Search the data for the word "Class" and copy every line that contains it.
— Begin —
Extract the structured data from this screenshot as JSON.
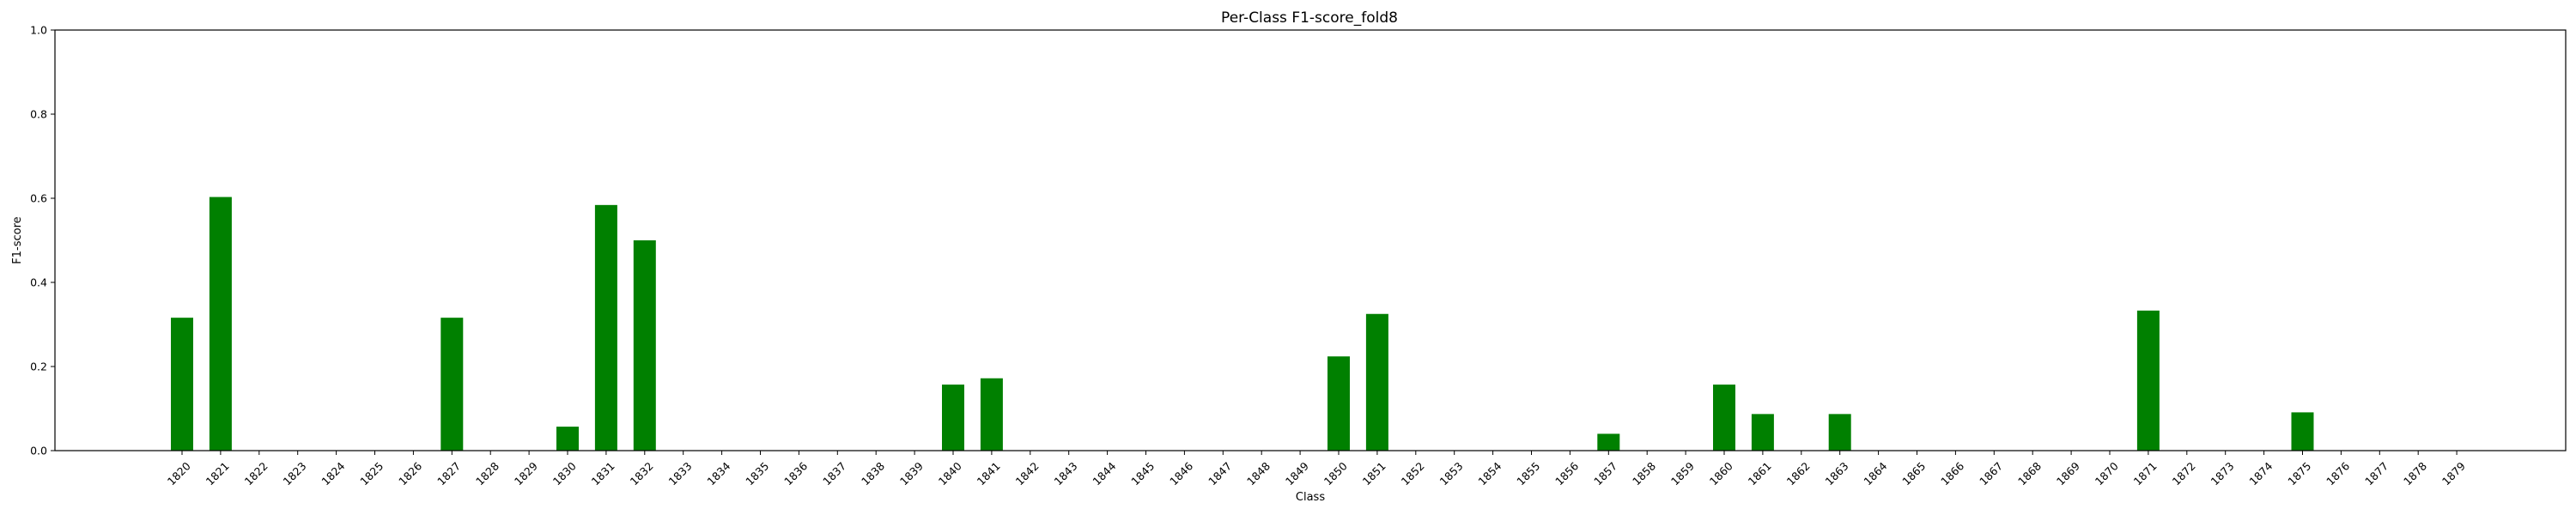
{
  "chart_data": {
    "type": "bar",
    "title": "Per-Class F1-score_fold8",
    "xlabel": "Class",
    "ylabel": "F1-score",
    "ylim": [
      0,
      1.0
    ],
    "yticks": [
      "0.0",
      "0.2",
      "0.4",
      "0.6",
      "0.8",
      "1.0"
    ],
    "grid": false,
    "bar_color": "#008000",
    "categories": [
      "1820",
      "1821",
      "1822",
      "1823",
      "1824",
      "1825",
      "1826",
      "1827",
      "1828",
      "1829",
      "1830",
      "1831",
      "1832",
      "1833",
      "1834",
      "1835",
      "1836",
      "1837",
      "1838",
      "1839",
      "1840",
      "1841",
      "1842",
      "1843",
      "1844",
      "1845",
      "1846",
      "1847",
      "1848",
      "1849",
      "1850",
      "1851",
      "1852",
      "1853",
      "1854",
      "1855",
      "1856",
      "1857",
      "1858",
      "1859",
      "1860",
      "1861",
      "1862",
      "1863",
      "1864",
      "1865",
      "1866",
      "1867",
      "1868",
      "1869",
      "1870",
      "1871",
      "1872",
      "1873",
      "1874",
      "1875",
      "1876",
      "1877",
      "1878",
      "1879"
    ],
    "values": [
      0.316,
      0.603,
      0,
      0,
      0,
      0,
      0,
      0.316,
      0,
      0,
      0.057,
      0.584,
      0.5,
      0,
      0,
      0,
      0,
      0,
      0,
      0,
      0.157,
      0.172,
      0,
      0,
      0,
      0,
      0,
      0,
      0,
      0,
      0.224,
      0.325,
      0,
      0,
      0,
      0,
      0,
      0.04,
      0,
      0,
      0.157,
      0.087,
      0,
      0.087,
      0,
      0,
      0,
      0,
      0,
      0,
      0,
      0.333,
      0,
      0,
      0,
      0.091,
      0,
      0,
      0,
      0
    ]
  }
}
— End —
— Begin —
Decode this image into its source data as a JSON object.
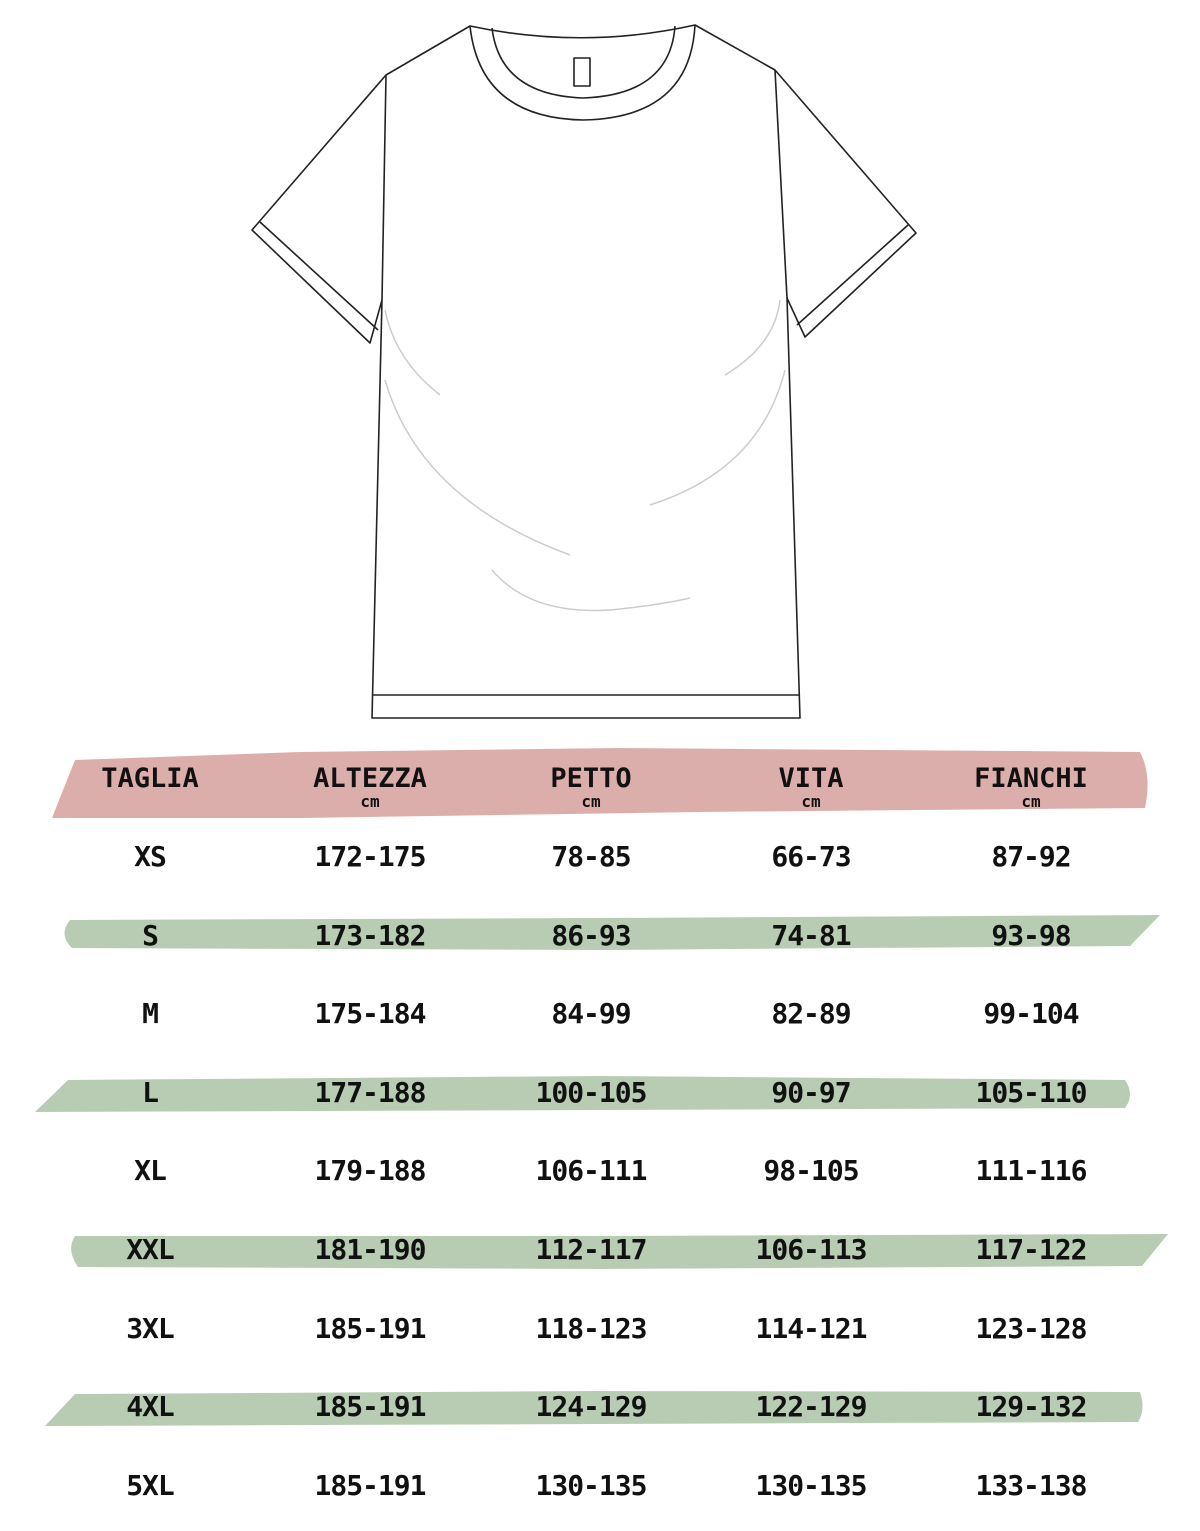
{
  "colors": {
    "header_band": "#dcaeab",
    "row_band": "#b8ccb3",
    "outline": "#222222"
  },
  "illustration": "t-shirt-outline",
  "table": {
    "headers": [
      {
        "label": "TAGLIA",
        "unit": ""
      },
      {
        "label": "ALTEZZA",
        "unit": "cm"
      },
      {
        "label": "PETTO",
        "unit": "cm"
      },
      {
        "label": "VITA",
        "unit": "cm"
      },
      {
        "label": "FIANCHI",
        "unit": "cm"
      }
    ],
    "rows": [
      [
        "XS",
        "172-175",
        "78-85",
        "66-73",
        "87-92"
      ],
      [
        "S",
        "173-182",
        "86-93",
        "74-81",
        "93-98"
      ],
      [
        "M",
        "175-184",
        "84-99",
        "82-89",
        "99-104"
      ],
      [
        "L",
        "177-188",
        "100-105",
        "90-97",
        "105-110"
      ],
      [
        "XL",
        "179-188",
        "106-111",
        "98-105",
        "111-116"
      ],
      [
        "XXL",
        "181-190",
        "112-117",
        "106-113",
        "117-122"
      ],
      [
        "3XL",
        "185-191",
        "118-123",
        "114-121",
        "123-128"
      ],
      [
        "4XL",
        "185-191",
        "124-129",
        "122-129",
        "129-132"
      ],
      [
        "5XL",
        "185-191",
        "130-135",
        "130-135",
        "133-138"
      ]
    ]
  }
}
— End —
:: ANSWER ::
    "title": "Per-Class F1-score_fold8",
    "xlabel": "Class",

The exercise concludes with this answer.